Exercise:
Please rewrite the entries between the lines holding "tile-label: Encampment xyxy=(161,307,238,322)" and "burning-car-icon xyxy=(170,400,230,460)", inclusive, substituting "caption" for every "tile-label" and leaving everything else as it stands.

Source material:
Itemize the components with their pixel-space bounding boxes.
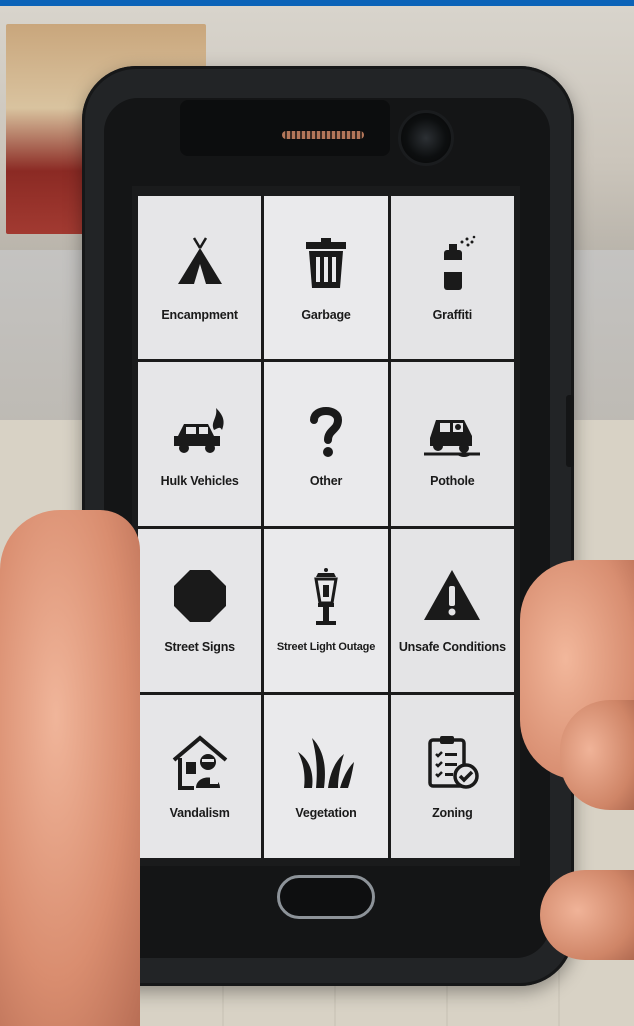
tile-label: Encampment xyxy=(161,307,238,322)
tile-label: Vandalism xyxy=(169,806,230,821)
tile-label: Street Signs xyxy=(164,640,235,655)
tile-label: Hulk Vehicles xyxy=(160,473,239,488)
tile-label: Graffiti xyxy=(432,307,473,322)
tile-hulk-vehicles[interactable]: Hulk Vehicles xyxy=(138,362,262,526)
side-button[interactable] xyxy=(566,395,574,467)
grass-icon xyxy=(296,732,356,792)
car-in-pothole-icon xyxy=(422,400,482,460)
tile-pothole[interactable]: Pothole xyxy=(390,362,514,526)
house-burglar-icon xyxy=(170,732,230,792)
tile-graffiti[interactable]: Graffiti xyxy=(390,196,514,360)
street-lamp-icon xyxy=(296,567,356,627)
home-button[interactable] xyxy=(277,875,375,919)
tile-label: Street Light Outage xyxy=(276,641,376,654)
hand-finger-lower xyxy=(540,870,634,960)
tile-vandalism[interactable]: Vandalism xyxy=(138,694,262,858)
front-camera xyxy=(398,110,454,166)
tile-label: Vegetation xyxy=(295,806,357,821)
tile-vegetation[interactable]: Vegetation xyxy=(264,694,388,858)
tile-label: Unsafe Conditions xyxy=(398,640,506,655)
clipboard-check-icon xyxy=(422,732,482,792)
tile-garbage[interactable]: Garbage xyxy=(264,196,388,360)
tent-icon xyxy=(170,234,230,294)
earpiece-speaker xyxy=(282,131,364,139)
tile-label: Zoning xyxy=(432,806,473,821)
tile-zoning[interactable]: Zoning xyxy=(390,694,514,858)
tile-street-light-outage[interactable]: Street Light Outage xyxy=(264,528,388,692)
question-mark-icon xyxy=(296,400,356,460)
tile-label: Other xyxy=(309,473,343,488)
spray-can-icon xyxy=(422,234,482,294)
tile-label: Garbage xyxy=(301,307,351,322)
trash-can-icon xyxy=(296,234,356,294)
tile-unsafe-conditions[interactable]: Unsafe Conditions xyxy=(390,528,514,692)
tile-street-signs[interactable]: Street Signs xyxy=(138,528,262,692)
earpiece-housing xyxy=(180,100,390,156)
octagon-sign-icon xyxy=(170,566,230,626)
warning-triangle-icon xyxy=(422,566,482,626)
hand-palm xyxy=(0,510,140,1026)
tile-label: Pothole xyxy=(430,473,475,488)
tile-encampment[interactable]: Encampment xyxy=(138,196,262,360)
report-category-grid: Encampment Garbage Graffiti Hulk Vehicle… xyxy=(138,196,514,858)
tile-other[interactable]: Other xyxy=(264,362,388,526)
burning-car-icon xyxy=(170,400,230,460)
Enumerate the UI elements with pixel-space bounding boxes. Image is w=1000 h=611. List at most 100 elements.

Output for this exercise:
caption: Encampment xyxy=(161,307,238,322)
caption: Vandalism xyxy=(169,806,230,821)
caption: Street Signs xyxy=(164,640,235,655)
caption: Hulk Vehicles xyxy=(160,473,239,488)
caption: Graffiti xyxy=(432,307,473,322)
tile-hulk-vehicles[interactable]: Hulk Vehicles xyxy=(138,362,262,526)
side-button[interactable] xyxy=(566,395,574,467)
grass-icon xyxy=(296,732,356,792)
car-in-pothole-icon xyxy=(422,400,482,460)
tile-pothole[interactable]: Pothole xyxy=(390,362,514,526)
house-burglar-icon xyxy=(170,732,230,792)
tile-graffiti[interactable]: Graffiti xyxy=(390,196,514,360)
street-lamp-icon xyxy=(296,567,356,627)
home-button[interactable] xyxy=(277,875,375,919)
caption: Street Light Outage xyxy=(276,641,376,654)
hand-finger-lower xyxy=(540,870,634,960)
tile-vandalism[interactable]: Vandalism xyxy=(138,694,262,858)
front-camera xyxy=(398,110,454,166)
caption: Vegetation xyxy=(295,806,357,821)
tile-vegetation[interactable]: Vegetation xyxy=(264,694,388,858)
caption: Unsafe Conditions xyxy=(398,640,506,655)
clipboard-check-icon xyxy=(422,732,482,792)
tile-garbage[interactable]: Garbage xyxy=(264,196,388,360)
tent-icon xyxy=(170,234,230,294)
earpiece-speaker xyxy=(282,131,364,139)
caption: Zoning xyxy=(432,806,473,821)
tile-zoning[interactable]: Zoning xyxy=(390,694,514,858)
tile-street-light-outage[interactable]: Street Light Outage xyxy=(264,528,388,692)
question-mark-icon xyxy=(296,400,356,460)
caption: Other xyxy=(309,473,343,488)
spray-can-icon xyxy=(422,234,482,294)
caption: Garbage xyxy=(301,307,351,322)
trash-can-icon xyxy=(296,234,356,294)
tile-unsafe-conditions[interactable]: Unsafe Conditions xyxy=(390,528,514,692)
tile-street-signs[interactable]: Street Signs xyxy=(138,528,262,692)
earpiece-housing xyxy=(180,100,390,156)
octagon-sign-icon xyxy=(170,566,230,626)
warning-triangle-icon xyxy=(422,566,482,626)
hand-palm xyxy=(0,510,140,1026)
caption: Pothole xyxy=(430,473,475,488)
tile-encampment[interactable]: Encampment xyxy=(138,196,262,360)
report-category-grid: Encampment Garbage Graffiti Hulk Vehicle… xyxy=(138,196,514,858)
tile-other[interactable]: Other xyxy=(264,362,388,526)
burning-car-icon xyxy=(170,400,230,460)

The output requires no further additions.